Pictures stay out of your copy, but everything else in the records below must be repeated exactly.

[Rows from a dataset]
▬▬▬

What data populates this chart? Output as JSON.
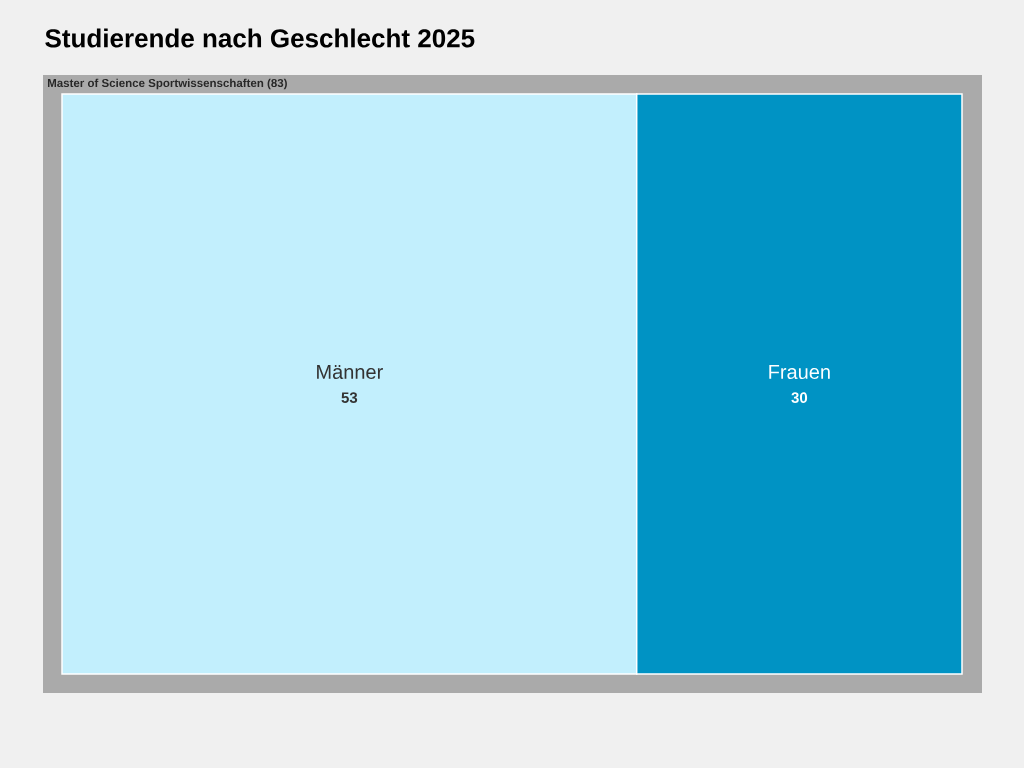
{
  "chart_data": {
    "type": "other",
    "title": "Studierende nach Geschlecht 2025",
    "annotations": [
      "Master of Science Sportwissenschaften (83)"
    ],
    "categories": [
      "Männer",
      "Frauen"
    ],
    "values": [
      53,
      30
    ],
    "colors": [
      "#c2effd",
      "#0093c4"
    ],
    "data_labels": true
  }
}
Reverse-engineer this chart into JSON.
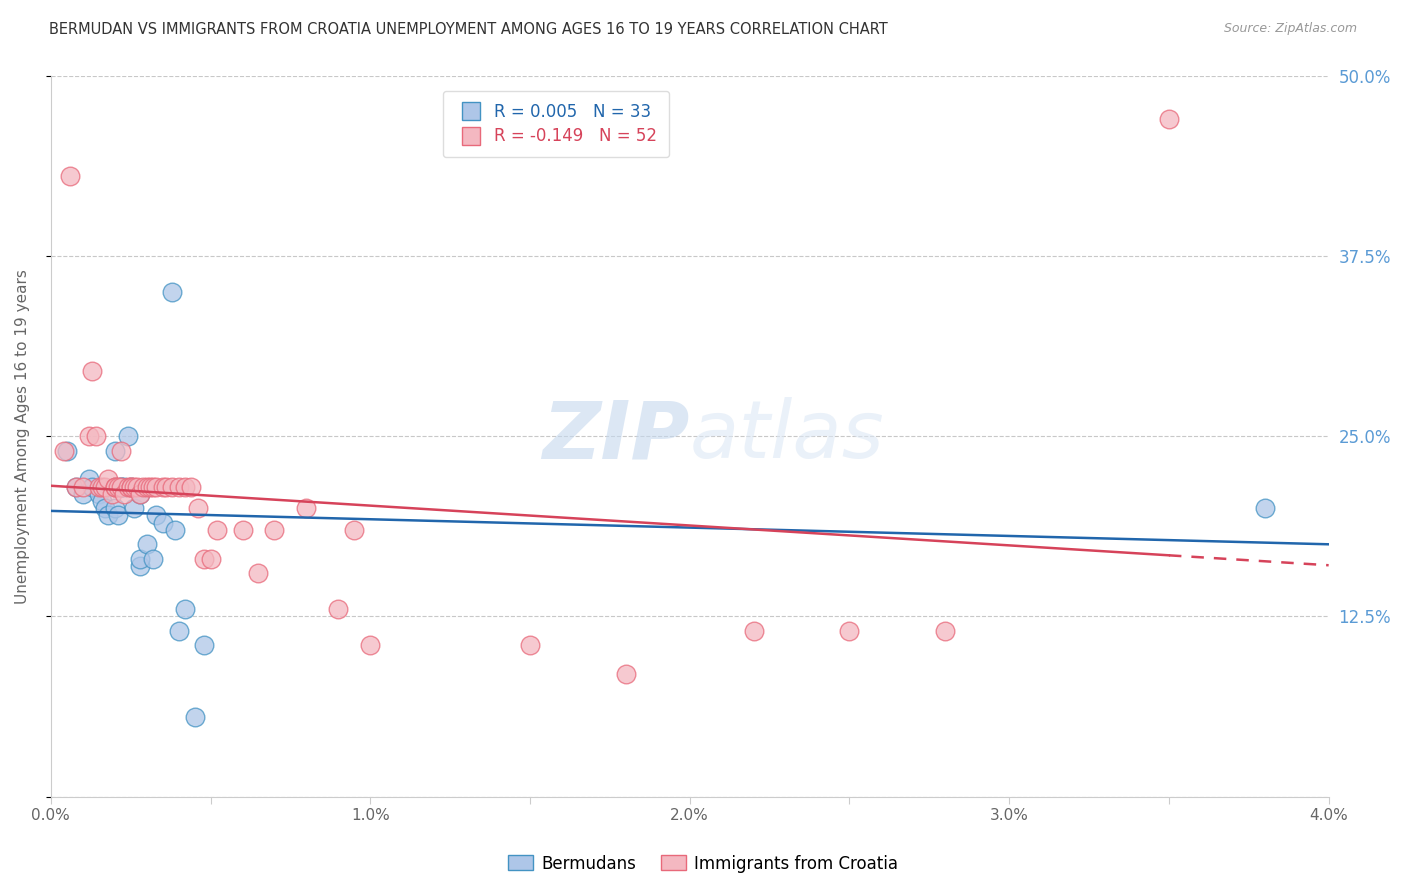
{
  "title": "BERMUDAN VS IMMIGRANTS FROM CROATIA UNEMPLOYMENT AMONG AGES 16 TO 19 YEARS CORRELATION CHART",
  "source": "Source: ZipAtlas.com",
  "ylabel": "Unemployment Among Ages 16 to 19 years",
  "xlim": [
    0.0,
    0.04
  ],
  "ylim": [
    0.0,
    0.5
  ],
  "yticks": [
    0.0,
    0.125,
    0.25,
    0.375,
    0.5
  ],
  "ytick_labels": [
    "",
    "12.5%",
    "25.0%",
    "37.5%",
    "50.0%"
  ],
  "xticks": [
    0.0,
    0.005,
    0.01,
    0.015,
    0.02,
    0.025,
    0.03,
    0.035,
    0.04
  ],
  "xtick_labels": [
    "0.0%",
    "",
    "1.0%",
    "",
    "2.0%",
    "",
    "3.0%",
    "",
    "4.0%"
  ],
  "legend1_r": "0.005",
  "legend1_n": "33",
  "legend2_r": "-0.149",
  "legend2_n": "52",
  "legend_label1": "Bermudans",
  "legend_label2": "Immigrants from Croatia",
  "color_blue_fill": "#aec6e8",
  "color_pink_fill": "#f4b8c1",
  "color_blue_edge": "#4393c3",
  "color_pink_edge": "#e8697a",
  "color_blue_line": "#2166ac",
  "color_pink_line": "#d6435a",
  "color_grid": "#c8c8c8",
  "color_right_axis": "#5b9bd5",
  "watermark_color": "#ddeeff",
  "bermudans_x": [
    0.0005,
    0.0008,
    0.001,
    0.0012,
    0.0013,
    0.0015,
    0.0016,
    0.0017,
    0.0018,
    0.002,
    0.002,
    0.002,
    0.0021,
    0.0022,
    0.0022,
    0.0023,
    0.0024,
    0.0025,
    0.0026,
    0.0028,
    0.0028,
    0.0028,
    0.003,
    0.0032,
    0.0033,
    0.0035,
    0.0038,
    0.0039,
    0.004,
    0.0042,
    0.0045,
    0.0048,
    0.038
  ],
  "bermudans_y": [
    0.24,
    0.215,
    0.21,
    0.22,
    0.215,
    0.21,
    0.205,
    0.2,
    0.195,
    0.24,
    0.2,
    0.215,
    0.195,
    0.215,
    0.215,
    0.215,
    0.25,
    0.215,
    0.2,
    0.16,
    0.21,
    0.165,
    0.175,
    0.165,
    0.195,
    0.19,
    0.35,
    0.185,
    0.115,
    0.13,
    0.055,
    0.105,
    0.2
  ],
  "croatia_x": [
    0.0004,
    0.0006,
    0.0008,
    0.001,
    0.0012,
    0.0013,
    0.0014,
    0.0015,
    0.0016,
    0.0017,
    0.0018,
    0.0019,
    0.002,
    0.002,
    0.0021,
    0.0022,
    0.0022,
    0.0023,
    0.0024,
    0.0025,
    0.0025,
    0.0026,
    0.0027,
    0.0028,
    0.0029,
    0.003,
    0.0031,
    0.0032,
    0.0033,
    0.0035,
    0.0036,
    0.0038,
    0.004,
    0.0042,
    0.0044,
    0.0046,
    0.0048,
    0.005,
    0.0052,
    0.006,
    0.0065,
    0.007,
    0.008,
    0.009,
    0.0095,
    0.01,
    0.015,
    0.018,
    0.022,
    0.025,
    0.028,
    0.035
  ],
  "croatia_y": [
    0.24,
    0.43,
    0.215,
    0.215,
    0.25,
    0.295,
    0.25,
    0.215,
    0.215,
    0.215,
    0.22,
    0.21,
    0.215,
    0.215,
    0.215,
    0.215,
    0.24,
    0.21,
    0.215,
    0.215,
    0.215,
    0.215,
    0.215,
    0.21,
    0.215,
    0.215,
    0.215,
    0.215,
    0.215,
    0.215,
    0.215,
    0.215,
    0.215,
    0.215,
    0.215,
    0.2,
    0.165,
    0.165,
    0.185,
    0.185,
    0.155,
    0.185,
    0.2,
    0.13,
    0.185,
    0.105,
    0.105,
    0.085,
    0.115,
    0.115,
    0.115,
    0.47
  ]
}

▬▬▬

* [ANSWER TO THE EXERCISE]:
What data populates this chart? Output as JSON.
{
  "chart_data": {
    "type": "other",
    "title": "Studierende nach Geschlecht 2025",
    "annotations": [
      "Master of Science Sportwissenschaften (83)"
    ],
    "categories": [
      "Männer",
      "Frauen"
    ],
    "values": [
      53,
      30
    ],
    "colors": [
      "#c2effd",
      "#0093c4"
    ],
    "data_labels": true
  }
}
Reverse-engineer this chart into JSON.
{
  "title": "BERMUDAN VS IMMIGRANTS FROM CROATIA UNEMPLOYMENT AMONG AGES 16 TO 19 YEARS CORRELATION CHART",
  "source": "Source: ZipAtlas.com",
  "ylabel": "Unemployment Among Ages 16 to 19 years",
  "xlim": [
    0.0,
    0.04
  ],
  "ylim": [
    0.0,
    0.5
  ],
  "yticks": [
    0.0,
    0.125,
    0.25,
    0.375,
    0.5
  ],
  "ytick_labels": [
    "",
    "12.5%",
    "25.0%",
    "37.5%",
    "50.0%"
  ],
  "xticks": [
    0.0,
    0.005,
    0.01,
    0.015,
    0.02,
    0.025,
    0.03,
    0.035,
    0.04
  ],
  "xtick_labels": [
    "0.0%",
    "",
    "1.0%",
    "",
    "2.0%",
    "",
    "3.0%",
    "",
    "4.0%"
  ],
  "legend1_r": "0.005",
  "legend1_n": "33",
  "legend2_r": "-0.149",
  "legend2_n": "52",
  "legend_label1": "Bermudans",
  "legend_label2": "Immigrants from Croatia",
  "color_blue_fill": "#aec6e8",
  "color_pink_fill": "#f4b8c1",
  "color_blue_edge": "#4393c3",
  "color_pink_edge": "#e8697a",
  "color_blue_line": "#2166ac",
  "color_pink_line": "#d6435a",
  "color_grid": "#c8c8c8",
  "color_right_axis": "#5b9bd5",
  "watermark_color": "#ddeeff",
  "bermudans_x": [
    0.0005,
    0.0008,
    0.001,
    0.0012,
    0.0013,
    0.0015,
    0.0016,
    0.0017,
    0.0018,
    0.002,
    0.002,
    0.002,
    0.0021,
    0.0022,
    0.0022,
    0.0023,
    0.0024,
    0.0025,
    0.0026,
    0.0028,
    0.0028,
    0.0028,
    0.003,
    0.0032,
    0.0033,
    0.0035,
    0.0038,
    0.0039,
    0.004,
    0.0042,
    0.0045,
    0.0048,
    0.038
  ],
  "bermudans_y": [
    0.24,
    0.215,
    0.21,
    0.22,
    0.215,
    0.21,
    0.205,
    0.2,
    0.195,
    0.24,
    0.2,
    0.215,
    0.195,
    0.215,
    0.215,
    0.215,
    0.25,
    0.215,
    0.2,
    0.16,
    0.21,
    0.165,
    0.175,
    0.165,
    0.195,
    0.19,
    0.35,
    0.185,
    0.115,
    0.13,
    0.055,
    0.105,
    0.2
  ],
  "croatia_x": [
    0.0004,
    0.0006,
    0.0008,
    0.001,
    0.0012,
    0.0013,
    0.0014,
    0.0015,
    0.0016,
    0.0017,
    0.0018,
    0.0019,
    0.002,
    0.002,
    0.0021,
    0.0022,
    0.0022,
    0.0023,
    0.0024,
    0.0025,
    0.0025,
    0.0026,
    0.0027,
    0.0028,
    0.0029,
    0.003,
    0.0031,
    0.0032,
    0.0033,
    0.0035,
    0.0036,
    0.0038,
    0.004,
    0.0042,
    0.0044,
    0.0046,
    0.0048,
    0.005,
    0.0052,
    0.006,
    0.0065,
    0.007,
    0.008,
    0.009,
    0.0095,
    0.01,
    0.015,
    0.018,
    0.022,
    0.025,
    0.028,
    0.035
  ],
  "croatia_y": [
    0.24,
    0.43,
    0.215,
    0.215,
    0.25,
    0.295,
    0.25,
    0.215,
    0.215,
    0.215,
    0.22,
    0.21,
    0.215,
    0.215,
    0.215,
    0.215,
    0.24,
    0.21,
    0.215,
    0.215,
    0.215,
    0.215,
    0.215,
    0.21,
    0.215,
    0.215,
    0.215,
    0.215,
    0.215,
    0.215,
    0.215,
    0.215,
    0.215,
    0.215,
    0.215,
    0.2,
    0.165,
    0.165,
    0.185,
    0.185,
    0.155,
    0.185,
    0.2,
    0.13,
    0.185,
    0.105,
    0.105,
    0.085,
    0.115,
    0.115,
    0.115,
    0.47
  ]
}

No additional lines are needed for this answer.